>> begin Records supplied
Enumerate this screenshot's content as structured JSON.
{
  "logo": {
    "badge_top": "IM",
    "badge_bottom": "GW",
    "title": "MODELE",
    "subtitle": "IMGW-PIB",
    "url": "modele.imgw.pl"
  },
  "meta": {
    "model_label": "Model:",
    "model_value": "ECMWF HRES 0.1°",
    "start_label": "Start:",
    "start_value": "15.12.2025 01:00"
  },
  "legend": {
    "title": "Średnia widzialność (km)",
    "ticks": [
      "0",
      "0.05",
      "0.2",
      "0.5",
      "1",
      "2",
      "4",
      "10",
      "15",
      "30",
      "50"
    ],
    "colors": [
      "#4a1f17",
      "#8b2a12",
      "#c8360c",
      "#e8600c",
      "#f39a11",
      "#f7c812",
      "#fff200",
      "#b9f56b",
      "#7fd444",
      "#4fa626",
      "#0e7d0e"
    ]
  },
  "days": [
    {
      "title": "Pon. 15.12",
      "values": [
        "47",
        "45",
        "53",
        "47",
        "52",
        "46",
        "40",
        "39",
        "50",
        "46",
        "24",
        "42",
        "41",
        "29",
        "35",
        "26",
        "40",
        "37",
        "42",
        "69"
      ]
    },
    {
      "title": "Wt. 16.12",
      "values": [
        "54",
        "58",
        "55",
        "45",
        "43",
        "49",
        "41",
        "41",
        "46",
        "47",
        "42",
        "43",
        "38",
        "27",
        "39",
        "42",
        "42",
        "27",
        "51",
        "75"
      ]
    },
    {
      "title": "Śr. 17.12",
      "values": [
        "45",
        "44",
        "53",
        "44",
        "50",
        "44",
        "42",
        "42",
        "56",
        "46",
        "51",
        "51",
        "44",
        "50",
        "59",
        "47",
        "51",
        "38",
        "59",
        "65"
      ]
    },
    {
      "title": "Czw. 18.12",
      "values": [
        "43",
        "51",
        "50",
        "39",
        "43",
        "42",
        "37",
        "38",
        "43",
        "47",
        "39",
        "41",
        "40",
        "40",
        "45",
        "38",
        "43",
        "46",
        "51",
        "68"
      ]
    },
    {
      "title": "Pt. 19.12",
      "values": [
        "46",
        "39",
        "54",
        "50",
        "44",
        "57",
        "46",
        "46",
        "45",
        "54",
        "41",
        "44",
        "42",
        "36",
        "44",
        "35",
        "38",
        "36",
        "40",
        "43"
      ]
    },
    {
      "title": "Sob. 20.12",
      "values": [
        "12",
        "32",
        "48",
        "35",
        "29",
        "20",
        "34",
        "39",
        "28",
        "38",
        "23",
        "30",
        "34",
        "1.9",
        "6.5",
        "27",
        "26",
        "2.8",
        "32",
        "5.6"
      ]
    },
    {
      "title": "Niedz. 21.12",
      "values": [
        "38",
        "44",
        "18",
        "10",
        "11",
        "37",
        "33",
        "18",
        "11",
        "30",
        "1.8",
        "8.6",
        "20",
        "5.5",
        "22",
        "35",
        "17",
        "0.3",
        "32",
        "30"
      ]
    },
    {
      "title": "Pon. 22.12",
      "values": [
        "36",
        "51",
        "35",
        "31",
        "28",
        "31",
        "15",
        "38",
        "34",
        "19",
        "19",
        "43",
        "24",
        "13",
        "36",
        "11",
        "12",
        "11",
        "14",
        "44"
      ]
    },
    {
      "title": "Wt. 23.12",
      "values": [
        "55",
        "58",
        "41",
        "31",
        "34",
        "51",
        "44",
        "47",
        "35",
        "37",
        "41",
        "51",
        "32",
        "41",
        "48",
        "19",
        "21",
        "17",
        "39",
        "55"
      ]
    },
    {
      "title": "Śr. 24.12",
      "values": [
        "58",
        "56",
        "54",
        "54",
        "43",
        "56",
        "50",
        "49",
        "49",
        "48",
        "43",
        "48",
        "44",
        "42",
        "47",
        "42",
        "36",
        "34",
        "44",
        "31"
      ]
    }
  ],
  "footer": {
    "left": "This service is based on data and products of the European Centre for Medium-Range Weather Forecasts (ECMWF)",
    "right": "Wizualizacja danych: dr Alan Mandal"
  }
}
>> end Records supplied
Exercise instructions » Find every line in the records above that contains the word "ECMWF", and copy each one.

Finished task »
    "model_value": "ECMWF HRES 0.1°",
    "left": "This service is based on data and products of the European Centre for Medium-Range Weather Forecasts (ECMWF)",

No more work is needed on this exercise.